>>>

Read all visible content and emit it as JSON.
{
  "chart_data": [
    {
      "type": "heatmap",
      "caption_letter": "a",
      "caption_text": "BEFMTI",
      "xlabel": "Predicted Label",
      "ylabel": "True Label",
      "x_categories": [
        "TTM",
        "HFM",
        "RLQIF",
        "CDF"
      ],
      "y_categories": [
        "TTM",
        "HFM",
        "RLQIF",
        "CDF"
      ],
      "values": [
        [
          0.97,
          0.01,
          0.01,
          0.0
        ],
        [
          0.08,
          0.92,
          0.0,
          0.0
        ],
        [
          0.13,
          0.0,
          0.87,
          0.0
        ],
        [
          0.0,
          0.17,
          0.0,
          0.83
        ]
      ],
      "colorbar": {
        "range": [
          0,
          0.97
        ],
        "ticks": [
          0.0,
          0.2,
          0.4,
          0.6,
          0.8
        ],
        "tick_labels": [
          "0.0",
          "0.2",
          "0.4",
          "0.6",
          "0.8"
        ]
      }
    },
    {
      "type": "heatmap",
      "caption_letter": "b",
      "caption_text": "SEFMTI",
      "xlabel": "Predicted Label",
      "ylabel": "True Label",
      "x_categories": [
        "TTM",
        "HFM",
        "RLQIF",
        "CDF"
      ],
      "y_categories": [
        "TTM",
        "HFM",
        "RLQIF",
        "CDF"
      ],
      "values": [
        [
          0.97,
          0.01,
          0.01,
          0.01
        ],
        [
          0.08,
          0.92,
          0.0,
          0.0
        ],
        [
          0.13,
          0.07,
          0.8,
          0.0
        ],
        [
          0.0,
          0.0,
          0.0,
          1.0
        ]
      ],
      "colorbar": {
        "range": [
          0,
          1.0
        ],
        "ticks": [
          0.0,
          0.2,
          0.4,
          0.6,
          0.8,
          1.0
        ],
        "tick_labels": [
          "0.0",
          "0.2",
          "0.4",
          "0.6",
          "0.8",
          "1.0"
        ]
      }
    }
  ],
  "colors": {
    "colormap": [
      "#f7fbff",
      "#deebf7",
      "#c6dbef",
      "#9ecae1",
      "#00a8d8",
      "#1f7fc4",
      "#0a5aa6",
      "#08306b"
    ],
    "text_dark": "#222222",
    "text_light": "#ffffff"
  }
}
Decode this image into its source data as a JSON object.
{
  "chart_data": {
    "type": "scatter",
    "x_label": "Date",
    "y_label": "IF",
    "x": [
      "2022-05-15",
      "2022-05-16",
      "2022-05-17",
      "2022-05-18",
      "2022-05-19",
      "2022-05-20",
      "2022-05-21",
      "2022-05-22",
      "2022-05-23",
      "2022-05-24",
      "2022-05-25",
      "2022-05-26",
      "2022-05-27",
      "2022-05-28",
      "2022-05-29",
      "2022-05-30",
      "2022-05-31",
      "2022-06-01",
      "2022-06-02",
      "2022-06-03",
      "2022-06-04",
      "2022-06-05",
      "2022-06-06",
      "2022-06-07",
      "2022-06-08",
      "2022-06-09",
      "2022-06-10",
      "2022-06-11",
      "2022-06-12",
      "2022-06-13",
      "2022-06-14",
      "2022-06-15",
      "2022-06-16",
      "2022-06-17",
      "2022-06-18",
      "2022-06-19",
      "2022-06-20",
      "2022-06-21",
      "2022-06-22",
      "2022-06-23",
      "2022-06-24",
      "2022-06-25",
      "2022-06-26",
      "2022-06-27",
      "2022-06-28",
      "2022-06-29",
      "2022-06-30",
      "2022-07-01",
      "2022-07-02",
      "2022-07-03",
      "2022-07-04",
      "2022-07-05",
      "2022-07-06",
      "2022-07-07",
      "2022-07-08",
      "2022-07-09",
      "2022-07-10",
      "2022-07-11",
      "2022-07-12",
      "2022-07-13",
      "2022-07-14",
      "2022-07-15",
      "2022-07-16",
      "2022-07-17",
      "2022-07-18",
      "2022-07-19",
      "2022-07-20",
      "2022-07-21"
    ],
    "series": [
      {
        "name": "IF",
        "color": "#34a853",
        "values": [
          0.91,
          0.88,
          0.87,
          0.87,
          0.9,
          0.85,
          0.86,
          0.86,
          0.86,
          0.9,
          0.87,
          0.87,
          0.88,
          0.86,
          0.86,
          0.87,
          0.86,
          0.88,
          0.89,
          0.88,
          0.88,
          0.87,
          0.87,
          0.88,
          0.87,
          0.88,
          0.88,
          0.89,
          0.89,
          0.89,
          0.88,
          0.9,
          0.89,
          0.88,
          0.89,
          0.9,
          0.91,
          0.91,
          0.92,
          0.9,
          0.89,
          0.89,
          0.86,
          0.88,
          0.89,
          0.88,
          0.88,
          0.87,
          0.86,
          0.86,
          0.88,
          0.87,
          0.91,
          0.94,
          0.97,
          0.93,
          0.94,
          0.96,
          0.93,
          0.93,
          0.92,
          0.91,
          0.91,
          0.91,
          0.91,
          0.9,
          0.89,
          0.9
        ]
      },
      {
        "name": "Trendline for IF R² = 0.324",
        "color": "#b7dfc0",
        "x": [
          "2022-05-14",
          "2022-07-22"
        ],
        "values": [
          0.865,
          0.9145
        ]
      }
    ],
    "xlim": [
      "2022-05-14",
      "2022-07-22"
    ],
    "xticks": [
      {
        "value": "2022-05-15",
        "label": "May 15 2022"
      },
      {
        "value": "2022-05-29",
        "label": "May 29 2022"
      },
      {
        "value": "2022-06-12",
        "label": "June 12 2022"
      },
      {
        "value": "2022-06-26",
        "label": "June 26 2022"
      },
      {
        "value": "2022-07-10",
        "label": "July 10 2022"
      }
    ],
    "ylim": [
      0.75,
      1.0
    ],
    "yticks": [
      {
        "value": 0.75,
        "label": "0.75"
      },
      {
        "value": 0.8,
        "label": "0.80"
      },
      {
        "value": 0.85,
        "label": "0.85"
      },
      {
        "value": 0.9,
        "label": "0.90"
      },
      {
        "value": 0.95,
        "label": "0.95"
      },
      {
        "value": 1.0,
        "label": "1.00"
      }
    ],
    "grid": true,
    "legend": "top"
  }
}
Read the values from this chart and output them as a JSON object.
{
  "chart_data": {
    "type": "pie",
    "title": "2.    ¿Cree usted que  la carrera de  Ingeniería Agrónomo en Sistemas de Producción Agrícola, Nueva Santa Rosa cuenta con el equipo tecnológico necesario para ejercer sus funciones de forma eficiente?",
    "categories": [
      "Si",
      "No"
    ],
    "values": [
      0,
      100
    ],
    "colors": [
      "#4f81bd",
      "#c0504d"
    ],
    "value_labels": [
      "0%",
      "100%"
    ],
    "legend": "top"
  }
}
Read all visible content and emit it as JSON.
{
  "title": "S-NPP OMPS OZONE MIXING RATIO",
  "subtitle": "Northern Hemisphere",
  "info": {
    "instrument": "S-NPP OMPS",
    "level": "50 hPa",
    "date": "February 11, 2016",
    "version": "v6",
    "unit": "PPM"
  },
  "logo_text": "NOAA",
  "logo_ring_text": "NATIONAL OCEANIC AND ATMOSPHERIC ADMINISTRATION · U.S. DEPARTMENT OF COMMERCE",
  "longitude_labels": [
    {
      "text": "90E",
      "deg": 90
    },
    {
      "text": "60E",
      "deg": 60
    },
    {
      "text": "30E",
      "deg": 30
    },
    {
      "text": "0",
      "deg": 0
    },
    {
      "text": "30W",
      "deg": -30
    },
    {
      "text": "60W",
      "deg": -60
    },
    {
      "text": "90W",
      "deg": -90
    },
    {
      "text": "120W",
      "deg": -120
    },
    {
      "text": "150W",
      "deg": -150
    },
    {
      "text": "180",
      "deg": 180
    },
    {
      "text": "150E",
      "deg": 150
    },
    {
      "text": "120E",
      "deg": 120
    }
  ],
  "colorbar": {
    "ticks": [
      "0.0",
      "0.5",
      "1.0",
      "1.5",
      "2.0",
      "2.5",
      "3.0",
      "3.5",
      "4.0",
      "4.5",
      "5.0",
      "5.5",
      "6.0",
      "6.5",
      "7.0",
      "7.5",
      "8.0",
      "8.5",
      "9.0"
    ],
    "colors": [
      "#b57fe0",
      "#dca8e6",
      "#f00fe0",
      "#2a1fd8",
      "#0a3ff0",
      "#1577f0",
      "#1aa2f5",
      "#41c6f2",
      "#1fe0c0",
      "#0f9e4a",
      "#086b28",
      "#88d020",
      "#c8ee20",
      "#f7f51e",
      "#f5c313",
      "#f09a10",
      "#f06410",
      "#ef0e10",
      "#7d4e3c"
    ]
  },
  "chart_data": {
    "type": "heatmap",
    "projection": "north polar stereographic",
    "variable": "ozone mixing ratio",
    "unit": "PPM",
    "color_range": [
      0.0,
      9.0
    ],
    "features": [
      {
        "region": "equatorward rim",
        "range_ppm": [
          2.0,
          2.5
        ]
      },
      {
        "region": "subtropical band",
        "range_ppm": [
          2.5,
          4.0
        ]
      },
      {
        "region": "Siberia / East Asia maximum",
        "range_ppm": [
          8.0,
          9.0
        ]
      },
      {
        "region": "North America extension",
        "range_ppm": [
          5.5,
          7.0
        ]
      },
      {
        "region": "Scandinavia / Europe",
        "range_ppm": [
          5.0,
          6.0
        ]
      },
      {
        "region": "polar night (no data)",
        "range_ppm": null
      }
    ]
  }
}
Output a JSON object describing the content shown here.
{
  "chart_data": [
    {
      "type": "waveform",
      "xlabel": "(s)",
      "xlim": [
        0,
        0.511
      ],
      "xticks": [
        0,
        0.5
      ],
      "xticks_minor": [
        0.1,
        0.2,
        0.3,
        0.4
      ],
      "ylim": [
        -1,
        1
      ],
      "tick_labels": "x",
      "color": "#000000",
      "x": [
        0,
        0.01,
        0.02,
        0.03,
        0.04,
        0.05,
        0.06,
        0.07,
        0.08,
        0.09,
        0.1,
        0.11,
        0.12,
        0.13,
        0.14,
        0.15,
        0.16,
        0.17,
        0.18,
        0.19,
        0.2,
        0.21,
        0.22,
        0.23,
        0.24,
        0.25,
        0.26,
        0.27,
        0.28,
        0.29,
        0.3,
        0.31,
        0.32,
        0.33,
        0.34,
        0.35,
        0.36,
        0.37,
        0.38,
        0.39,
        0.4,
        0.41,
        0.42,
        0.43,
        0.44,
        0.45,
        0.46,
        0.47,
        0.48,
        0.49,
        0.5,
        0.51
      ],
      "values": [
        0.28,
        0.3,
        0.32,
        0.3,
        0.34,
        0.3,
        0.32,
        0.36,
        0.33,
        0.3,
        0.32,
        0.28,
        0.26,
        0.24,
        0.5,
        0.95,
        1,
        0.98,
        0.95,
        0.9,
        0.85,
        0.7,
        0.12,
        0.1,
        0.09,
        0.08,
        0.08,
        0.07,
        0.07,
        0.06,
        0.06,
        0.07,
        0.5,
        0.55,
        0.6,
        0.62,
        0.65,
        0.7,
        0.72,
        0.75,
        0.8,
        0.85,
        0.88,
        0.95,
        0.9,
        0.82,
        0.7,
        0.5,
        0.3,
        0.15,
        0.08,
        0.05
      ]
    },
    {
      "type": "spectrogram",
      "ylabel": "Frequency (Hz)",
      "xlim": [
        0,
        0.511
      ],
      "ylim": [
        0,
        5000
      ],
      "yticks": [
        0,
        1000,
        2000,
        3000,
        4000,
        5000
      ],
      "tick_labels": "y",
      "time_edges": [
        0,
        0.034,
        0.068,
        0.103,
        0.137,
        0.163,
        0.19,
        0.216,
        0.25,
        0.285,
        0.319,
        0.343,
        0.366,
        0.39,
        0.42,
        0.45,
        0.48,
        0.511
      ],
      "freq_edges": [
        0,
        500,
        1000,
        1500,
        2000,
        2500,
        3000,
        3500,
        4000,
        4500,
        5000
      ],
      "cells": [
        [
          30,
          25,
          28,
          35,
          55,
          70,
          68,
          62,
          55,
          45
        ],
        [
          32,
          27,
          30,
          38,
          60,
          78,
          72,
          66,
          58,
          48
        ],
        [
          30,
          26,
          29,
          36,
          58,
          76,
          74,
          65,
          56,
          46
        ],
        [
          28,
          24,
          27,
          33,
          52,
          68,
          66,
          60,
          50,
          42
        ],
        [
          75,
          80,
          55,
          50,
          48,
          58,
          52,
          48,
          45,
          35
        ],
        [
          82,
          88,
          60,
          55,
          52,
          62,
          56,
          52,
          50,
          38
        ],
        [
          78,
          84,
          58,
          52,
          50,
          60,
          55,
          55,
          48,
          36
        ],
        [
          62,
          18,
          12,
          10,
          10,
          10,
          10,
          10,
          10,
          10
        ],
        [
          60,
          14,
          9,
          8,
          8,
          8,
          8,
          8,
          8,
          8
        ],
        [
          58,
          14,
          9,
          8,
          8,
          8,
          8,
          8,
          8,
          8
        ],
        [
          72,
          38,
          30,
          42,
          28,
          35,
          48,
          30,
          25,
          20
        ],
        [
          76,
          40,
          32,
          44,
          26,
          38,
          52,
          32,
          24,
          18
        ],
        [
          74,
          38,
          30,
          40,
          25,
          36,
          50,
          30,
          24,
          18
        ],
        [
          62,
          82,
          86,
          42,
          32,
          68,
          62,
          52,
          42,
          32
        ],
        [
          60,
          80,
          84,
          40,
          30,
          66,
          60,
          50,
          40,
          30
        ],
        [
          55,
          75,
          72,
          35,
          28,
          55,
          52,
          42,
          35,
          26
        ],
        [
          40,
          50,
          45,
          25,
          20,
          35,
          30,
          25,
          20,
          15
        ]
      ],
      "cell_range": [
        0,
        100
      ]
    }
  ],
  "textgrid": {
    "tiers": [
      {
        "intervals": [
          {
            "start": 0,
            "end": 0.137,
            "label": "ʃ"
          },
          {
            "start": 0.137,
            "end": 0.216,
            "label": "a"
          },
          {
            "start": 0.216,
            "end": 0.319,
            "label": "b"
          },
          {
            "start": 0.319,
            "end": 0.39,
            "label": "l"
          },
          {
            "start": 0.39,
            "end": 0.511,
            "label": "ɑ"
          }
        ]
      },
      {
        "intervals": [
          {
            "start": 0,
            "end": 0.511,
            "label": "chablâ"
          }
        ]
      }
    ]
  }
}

<<<

WHAT THIS TASK INVOLVES ▸ In the listing above, locate each line with "JSON" and copy it.

RESULT ▸
Read all visible content and emit it as JSON.
Decode this image into its source data as a JSON object.
Read the values from this chart and output them as a JSON object.
Read all visible content and emit it as JSON.
Output a JSON object describing the content shown here.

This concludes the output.